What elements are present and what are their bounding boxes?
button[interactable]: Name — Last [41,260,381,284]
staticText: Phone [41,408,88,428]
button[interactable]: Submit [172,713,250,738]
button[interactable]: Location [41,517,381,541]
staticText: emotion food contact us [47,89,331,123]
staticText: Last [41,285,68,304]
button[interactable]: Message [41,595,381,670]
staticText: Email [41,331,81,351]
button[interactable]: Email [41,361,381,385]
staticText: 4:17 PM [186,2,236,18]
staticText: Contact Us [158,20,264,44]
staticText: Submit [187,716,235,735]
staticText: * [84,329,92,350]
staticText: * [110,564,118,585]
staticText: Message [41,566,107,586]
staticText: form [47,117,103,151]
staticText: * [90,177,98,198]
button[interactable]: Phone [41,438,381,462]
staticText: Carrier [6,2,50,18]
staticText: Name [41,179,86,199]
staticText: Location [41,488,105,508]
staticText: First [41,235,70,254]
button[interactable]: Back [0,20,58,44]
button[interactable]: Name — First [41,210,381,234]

☆ ☆ ☆

▸ **JOB**: Please copy the items above, changing each "Location" to "Address" and leaving everything else as it is.

▸ **TASK ANSWER**:
What elements are present and what are their bounding boxes?
button[interactable]: Name — Last [41,260,381,284]
staticText: Phone [41,408,88,428]
button[interactable]: Submit [172,713,250,738]
button[interactable]: Address [41,517,381,541]
staticText: emotion food contact us [47,89,331,123]
staticText: Last [41,285,68,304]
button[interactable]: Message [41,595,381,670]
staticText: Email [41,331,81,351]
button[interactable]: Email [41,361,381,385]
staticText: 4:17 PM [186,2,236,18]
staticText: Contact Us [158,20,264,44]
staticText: Submit [187,716,235,735]
staticText: * [84,329,92,350]
staticText: * [110,564,118,585]
staticText: Message [41,566,107,586]
staticText: form [47,117,103,151]
staticText: * [90,177,98,198]
button[interactable]: Phone [41,438,381,462]
staticText: Carrier [6,2,50,18]
staticText: Name [41,179,86,199]
staticText: Address [41,488,105,508]
staticText: First [41,235,70,254]
button[interactable]: Back [0,20,58,44]
button[interactable]: Name — First [41,210,381,234]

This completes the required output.